[start]

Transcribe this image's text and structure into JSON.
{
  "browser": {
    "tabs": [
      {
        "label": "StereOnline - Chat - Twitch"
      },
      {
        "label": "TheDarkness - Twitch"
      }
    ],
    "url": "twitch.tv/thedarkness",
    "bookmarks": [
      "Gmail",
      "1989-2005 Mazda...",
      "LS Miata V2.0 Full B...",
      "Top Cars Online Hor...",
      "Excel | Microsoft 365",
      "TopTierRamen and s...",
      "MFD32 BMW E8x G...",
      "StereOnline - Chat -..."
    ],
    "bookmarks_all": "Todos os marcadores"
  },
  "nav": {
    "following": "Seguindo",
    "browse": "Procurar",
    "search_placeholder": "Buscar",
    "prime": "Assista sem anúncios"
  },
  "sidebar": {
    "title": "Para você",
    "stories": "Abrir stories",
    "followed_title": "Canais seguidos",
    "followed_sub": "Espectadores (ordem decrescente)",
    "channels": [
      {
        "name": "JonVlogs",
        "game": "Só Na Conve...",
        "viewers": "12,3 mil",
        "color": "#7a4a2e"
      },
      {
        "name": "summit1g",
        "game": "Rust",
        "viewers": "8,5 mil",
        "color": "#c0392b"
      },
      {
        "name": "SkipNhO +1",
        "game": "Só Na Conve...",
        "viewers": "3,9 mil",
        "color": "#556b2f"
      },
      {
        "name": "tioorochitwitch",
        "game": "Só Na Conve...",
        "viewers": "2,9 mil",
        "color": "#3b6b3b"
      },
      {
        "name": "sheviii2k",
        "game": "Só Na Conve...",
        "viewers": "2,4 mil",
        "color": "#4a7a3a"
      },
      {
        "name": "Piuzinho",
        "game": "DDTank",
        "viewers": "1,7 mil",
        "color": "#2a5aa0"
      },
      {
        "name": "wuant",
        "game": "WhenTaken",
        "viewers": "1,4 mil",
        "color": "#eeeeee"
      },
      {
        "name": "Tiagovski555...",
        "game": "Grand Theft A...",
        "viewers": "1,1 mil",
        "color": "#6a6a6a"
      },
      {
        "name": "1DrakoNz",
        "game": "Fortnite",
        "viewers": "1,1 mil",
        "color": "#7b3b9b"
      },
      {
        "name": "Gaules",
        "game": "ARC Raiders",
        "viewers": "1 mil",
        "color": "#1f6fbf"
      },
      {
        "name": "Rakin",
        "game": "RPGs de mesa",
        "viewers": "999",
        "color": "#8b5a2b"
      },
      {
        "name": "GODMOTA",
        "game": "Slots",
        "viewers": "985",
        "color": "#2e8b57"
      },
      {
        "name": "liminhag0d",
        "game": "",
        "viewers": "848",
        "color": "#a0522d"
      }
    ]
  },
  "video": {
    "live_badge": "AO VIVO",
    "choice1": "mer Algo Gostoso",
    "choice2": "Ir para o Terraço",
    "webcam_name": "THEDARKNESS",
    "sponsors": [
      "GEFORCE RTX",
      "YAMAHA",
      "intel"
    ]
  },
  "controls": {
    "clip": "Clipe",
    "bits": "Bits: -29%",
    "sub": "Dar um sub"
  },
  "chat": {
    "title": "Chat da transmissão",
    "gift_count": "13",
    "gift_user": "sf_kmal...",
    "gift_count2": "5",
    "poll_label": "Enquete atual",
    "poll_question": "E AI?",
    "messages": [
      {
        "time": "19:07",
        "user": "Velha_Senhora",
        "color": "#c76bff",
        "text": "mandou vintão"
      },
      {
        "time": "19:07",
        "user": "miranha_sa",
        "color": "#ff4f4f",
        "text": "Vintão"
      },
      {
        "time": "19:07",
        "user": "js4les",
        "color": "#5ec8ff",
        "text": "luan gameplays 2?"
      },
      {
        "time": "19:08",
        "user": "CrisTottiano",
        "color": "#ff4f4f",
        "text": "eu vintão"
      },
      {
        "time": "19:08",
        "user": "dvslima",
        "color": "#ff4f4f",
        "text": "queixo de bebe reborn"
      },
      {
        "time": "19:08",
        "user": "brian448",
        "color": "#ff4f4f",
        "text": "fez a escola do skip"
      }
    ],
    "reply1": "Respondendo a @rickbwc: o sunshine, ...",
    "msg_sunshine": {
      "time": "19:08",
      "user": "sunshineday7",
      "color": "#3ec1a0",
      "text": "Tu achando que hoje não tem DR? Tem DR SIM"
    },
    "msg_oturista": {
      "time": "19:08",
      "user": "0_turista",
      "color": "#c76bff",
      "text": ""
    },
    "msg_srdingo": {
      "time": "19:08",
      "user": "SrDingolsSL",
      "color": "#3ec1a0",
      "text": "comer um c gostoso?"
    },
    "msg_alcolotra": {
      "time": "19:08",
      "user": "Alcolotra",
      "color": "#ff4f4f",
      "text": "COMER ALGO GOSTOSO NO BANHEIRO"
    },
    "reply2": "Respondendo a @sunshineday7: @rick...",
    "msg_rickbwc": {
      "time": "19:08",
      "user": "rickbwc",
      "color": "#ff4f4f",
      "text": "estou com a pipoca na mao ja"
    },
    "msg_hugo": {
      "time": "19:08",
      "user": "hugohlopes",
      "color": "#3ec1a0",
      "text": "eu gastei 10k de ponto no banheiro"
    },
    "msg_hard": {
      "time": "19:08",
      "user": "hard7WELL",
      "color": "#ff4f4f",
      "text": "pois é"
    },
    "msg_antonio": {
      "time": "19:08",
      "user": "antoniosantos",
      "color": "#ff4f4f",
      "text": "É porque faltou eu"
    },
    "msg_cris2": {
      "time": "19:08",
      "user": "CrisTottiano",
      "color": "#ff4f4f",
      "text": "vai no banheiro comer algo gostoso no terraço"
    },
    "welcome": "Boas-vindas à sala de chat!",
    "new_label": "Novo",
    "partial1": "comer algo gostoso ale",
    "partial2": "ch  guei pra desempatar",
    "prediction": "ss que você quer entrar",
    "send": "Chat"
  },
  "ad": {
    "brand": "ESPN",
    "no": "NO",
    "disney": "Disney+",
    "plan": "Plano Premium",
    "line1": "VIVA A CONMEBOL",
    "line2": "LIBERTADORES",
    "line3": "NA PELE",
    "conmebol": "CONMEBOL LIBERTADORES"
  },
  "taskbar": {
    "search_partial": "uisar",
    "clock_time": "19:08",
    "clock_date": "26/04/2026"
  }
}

[end]

#### WHAT THIS TASK INVOLVES
Each line above must be reproduced exactly as it stands.

#### WRITTEN RESPONSE
Transcribe this image's text and structure into JSON.
{
  "browser": {
    "tabs": [
      {
        "label": "StereOnline - Chat - Twitch"
      },
      {
        "label": "TheDarkness - Twitch"
      }
    ],
    "url": "twitch.tv/thedarkness",
    "bookmarks": [
      "Gmail",
      "1989-2005 Mazda...",
      "LS Miata V2.0 Full B...",
      "Top Cars Online Hor...",
      "Excel | Microsoft 365",
      "TopTierRamen and s...",
      "MFD32 BMW E8x G...",
      "StereOnline - Chat -..."
    ],
    "bookmarks_all": "Todos os marcadores"
  },
  "nav": {
    "following": "Seguindo",
    "browse": "Procurar",
    "search_placeholder": "Buscar",
    "prime": "Assista sem anúncios"
  },
  "sidebar": {
    "title": "Para você",
    "stories": "Abrir stories",
    "followed_title": "Canais seguidos",
    "followed_sub": "Espectadores (ordem decrescente)",
    "channels": [
      {
        "name": "JonVlogs",
        "game": "Só Na Conve...",
        "viewers": "12,3 mil",
        "color": "#7a4a2e"
      },
      {
        "name": "summit1g",
        "game": "Rust",
        "viewers": "8,5 mil",
        "color": "#c0392b"
      },
      {
        "name": "SkipNhO +1",
        "game": "Só Na Conve...",
        "viewers": "3,9 mil",
        "color": "#556b2f"
      },
      {
        "name": "tioorochitwitch",
        "game": "Só Na Conve...",
        "viewers": "2,9 mil",
        "color": "#3b6b3b"
      },
      {
        "name": "sheviii2k",
        "game": "Só Na Conve...",
        "viewers": "2,4 mil",
        "color": "#4a7a3a"
      },
      {
        "name": "Piuzinho",
        "game": "DDTank",
        "viewers": "1,7 mil",
        "color": "#2a5aa0"
      },
      {
        "name": "wuant",
        "game": "WhenTaken",
        "viewers": "1,4 mil",
        "color": "#eeeeee"
      },
      {
        "name": "Tiagovski555...",
        "game": "Grand Theft A...",
        "viewers": "1,1 mil",
        "color": "#6a6a6a"
      },
      {
        "name": "1DrakoNz",
        "game": "Fortnite",
        "viewers": "1,1 mil",
        "color": "#7b3b9b"
      },
      {
        "name": "Gaules",
        "game": "ARC Raiders",
        "viewers": "1 mil",
        "color": "#1f6fbf"
      },
      {
        "name": "Rakin",
        "game": "RPGs de mesa",
        "viewers": "999",
        "color": "#8b5a2b"
      },
      {
        "name": "GODMOTA",
        "game": "Slots",
        "viewers": "985",
        "color": "#2e8b57"
      },
      {
        "name": "liminhag0d",
        "game": "",
        "viewers": "848",
        "color": "#a0522d"
      }
    ]
  },
  "video": {
    "live_badge": "AO VIVO",
    "choice1": "mer Algo Gostoso",
    "choice2": "Ir para o Terraço",
    "webcam_name": "THEDARKNESS",
    "sponsors": [
      "GEFORCE RTX",
      "YAMAHA",
      "intel"
    ]
  },
  "controls": {
    "clip": "Clipe",
    "bits": "Bits: -29%",
    "sub": "Dar um sub"
  },
  "chat": {
    "title": "Chat da transmissão",
    "gift_count": "13",
    "gift_user": "sf_kmal...",
    "gift_count2": "5",
    "poll_label": "Enquete atual",
    "poll_question": "E AI?",
    "messages": [
      {
        "time": "19:07",
        "user": "Velha_Senhora",
        "color": "#c76bff",
        "text": "mandou vintão"
      },
      {
        "time": "19:07",
        "user": "miranha_sa",
        "color": "#ff4f4f",
        "text": "Vintão"
      },
      {
        "time": "19:07",
        "user": "js4les",
        "color": "#5ec8ff",
        "text": "luan gameplays 2?"
      },
      {
        "time": "19:08",
        "user": "CrisTottiano",
        "color": "#ff4f4f",
        "text": "eu vintão"
      },
      {
        "time": "19:08",
        "user": "dvslima",
        "color": "#ff4f4f",
        "text": "queixo de bebe reborn"
      },
      {
        "time": "19:08",
        "user": "brian448",
        "color": "#ff4f4f",
        "text": "fez a escola do skip"
      }
    ],
    "reply1": "Respondendo a @rickbwc: o sunshine, ...",
    "msg_sunshine": {
      "time": "19:08",
      "user": "sunshineday7",
      "color": "#3ec1a0",
      "text": "Tu achando que hoje não tem DR? Tem DR SIM"
    },
    "msg_oturista": {
      "time": "19:08",
      "user": "0_turista",
      "color": "#c76bff",
      "text": ""
    },
    "msg_srdingo": {
      "time": "19:08",
      "user": "SrDingolsSL",
      "color": "#3ec1a0",
      "text": "comer um c gostoso?"
    },
    "msg_alcolotra": {
      "time": "19:08",
      "user": "Alcolotra",
      "color": "#ff4f4f",
      "text": "COMER ALGO GOSTOSO NO BANHEIRO"
    },
    "reply2": "Respondendo a @sunshineday7: @rick...",
    "msg_rickbwc": {
      "time": "19:08",
      "user": "rickbwc",
      "color": "#ff4f4f",
      "text": "estou com a pipoca na mao ja"
    },
    "msg_hugo": {
      "time": "19:08",
      "user": "hugohlopes",
      "color": "#3ec1a0",
      "text": "eu gastei 10k de ponto no banheiro"
    },
    "msg_hard": {
      "time": "19:08",
      "user": "hard7WELL",
      "color": "#ff4f4f",
      "text": "pois é"
    },
    "msg_antonio": {
      "time": "19:08",
      "user": "antoniosantos",
      "color": "#ff4f4f",
      "text": "É porque faltou eu"
    },
    "msg_cris2": {
      "time": "19:08",
      "user": "CrisTottiano",
      "color": "#ff4f4f",
      "text": "vai no banheiro comer algo gostoso no terraço"
    },
    "welcome": "Boas-vindas à sala de chat!",
    "new_label": "Novo",
    "partial1": "comer algo gostoso ale",
    "partial2": "ch  guei pra desempatar",
    "prediction": "ss que você quer entrar",
    "send": "Chat"
  },
  "ad": {
    "brand": "ESPN",
    "no": "NO",
    "disney": "Disney+",
    "plan": "Plano Premium",
    "line1": "VIVA A CONMEBOL",
    "line2": "LIBERTADORES",
    "line3": "NA PELE",
    "conmebol": "CONMEBOL LIBERTADORES"
  },
  "taskbar": {
    "search_partial": "uisar",
    "clock_time": "19:08",
    "clock_date": "26/04/2026"
  }
}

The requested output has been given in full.